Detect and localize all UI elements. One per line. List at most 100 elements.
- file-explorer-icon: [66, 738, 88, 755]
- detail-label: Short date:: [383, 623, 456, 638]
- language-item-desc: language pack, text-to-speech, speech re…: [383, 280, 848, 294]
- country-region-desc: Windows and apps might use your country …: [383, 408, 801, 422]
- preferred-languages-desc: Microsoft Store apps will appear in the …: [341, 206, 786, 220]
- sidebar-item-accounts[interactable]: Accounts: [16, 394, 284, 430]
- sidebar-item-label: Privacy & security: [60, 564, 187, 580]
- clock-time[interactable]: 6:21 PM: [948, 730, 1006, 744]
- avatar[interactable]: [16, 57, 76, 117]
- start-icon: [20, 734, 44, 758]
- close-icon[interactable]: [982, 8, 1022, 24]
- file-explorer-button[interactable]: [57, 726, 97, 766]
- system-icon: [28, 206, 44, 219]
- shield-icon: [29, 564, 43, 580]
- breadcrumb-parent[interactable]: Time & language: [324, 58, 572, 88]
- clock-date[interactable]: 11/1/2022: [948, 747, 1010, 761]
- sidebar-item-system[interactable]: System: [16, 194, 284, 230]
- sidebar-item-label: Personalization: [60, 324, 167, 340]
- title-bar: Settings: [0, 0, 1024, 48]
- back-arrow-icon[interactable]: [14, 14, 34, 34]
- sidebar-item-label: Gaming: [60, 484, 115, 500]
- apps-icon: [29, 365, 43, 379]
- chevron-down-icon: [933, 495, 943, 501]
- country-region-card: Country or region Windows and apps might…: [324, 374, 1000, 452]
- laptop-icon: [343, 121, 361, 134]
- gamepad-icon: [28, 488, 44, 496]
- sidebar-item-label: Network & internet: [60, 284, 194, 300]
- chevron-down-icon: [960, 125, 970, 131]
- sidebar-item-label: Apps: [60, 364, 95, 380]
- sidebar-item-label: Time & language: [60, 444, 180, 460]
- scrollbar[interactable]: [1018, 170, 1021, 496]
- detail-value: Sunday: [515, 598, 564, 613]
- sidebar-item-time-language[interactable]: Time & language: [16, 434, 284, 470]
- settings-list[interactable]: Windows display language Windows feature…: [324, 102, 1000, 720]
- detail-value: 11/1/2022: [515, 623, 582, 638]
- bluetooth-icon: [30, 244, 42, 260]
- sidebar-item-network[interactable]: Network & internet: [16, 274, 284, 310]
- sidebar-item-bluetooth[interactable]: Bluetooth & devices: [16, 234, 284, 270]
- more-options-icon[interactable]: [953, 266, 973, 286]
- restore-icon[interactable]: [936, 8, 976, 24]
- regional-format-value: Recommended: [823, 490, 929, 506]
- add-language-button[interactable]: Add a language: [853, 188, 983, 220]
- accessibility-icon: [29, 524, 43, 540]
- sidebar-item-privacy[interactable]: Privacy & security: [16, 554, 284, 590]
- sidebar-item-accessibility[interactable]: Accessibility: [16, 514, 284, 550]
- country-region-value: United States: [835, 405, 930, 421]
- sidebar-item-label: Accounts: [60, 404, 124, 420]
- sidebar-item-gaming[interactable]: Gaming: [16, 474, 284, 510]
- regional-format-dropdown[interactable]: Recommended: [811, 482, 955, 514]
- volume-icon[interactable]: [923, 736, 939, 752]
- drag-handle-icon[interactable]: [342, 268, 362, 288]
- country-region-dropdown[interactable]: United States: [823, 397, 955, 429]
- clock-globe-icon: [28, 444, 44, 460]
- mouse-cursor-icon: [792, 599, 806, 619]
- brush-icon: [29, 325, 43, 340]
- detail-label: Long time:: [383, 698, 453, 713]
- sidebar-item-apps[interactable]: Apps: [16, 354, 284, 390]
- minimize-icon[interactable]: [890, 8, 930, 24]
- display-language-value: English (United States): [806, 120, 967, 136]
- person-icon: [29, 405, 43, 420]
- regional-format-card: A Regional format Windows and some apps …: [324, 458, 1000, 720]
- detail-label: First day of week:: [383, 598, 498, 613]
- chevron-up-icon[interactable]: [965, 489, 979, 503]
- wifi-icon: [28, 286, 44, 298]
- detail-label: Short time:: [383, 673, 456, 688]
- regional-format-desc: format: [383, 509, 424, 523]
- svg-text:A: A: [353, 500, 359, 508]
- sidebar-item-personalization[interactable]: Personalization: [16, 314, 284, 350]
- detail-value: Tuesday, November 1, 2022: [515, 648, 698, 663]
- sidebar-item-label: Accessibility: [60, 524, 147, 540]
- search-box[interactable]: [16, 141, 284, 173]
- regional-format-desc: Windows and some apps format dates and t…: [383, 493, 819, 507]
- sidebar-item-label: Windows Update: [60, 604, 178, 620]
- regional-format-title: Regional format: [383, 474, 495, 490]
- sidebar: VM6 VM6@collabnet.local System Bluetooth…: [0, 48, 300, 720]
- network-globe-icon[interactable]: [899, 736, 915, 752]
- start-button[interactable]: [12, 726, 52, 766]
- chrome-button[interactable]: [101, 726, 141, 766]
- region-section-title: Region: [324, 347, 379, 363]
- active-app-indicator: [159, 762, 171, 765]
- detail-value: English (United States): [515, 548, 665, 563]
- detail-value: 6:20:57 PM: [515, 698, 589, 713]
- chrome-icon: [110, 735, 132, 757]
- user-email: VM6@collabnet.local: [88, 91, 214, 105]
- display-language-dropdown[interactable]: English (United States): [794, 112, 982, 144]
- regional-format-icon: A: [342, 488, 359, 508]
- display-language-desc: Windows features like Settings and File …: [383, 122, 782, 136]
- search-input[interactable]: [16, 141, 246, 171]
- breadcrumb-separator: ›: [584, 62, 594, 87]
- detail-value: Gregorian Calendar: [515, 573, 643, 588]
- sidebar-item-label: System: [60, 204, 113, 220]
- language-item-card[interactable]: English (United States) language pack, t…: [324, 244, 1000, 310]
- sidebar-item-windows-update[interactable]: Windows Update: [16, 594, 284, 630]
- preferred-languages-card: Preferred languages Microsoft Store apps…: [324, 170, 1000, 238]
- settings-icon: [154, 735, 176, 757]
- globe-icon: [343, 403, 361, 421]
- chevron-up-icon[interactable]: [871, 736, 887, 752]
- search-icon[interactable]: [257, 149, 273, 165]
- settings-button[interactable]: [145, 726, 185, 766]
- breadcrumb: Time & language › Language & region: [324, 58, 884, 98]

----------------------------------------

> [Written task] Collect every line in the records above that contains the string "globe", and copy each one in full.

> [Response to this task]
- clock-globe-icon: [28, 444, 44, 460]
- network-globe-icon[interactable]: [899, 736, 915, 752]
- globe-icon: [343, 403, 361, 421]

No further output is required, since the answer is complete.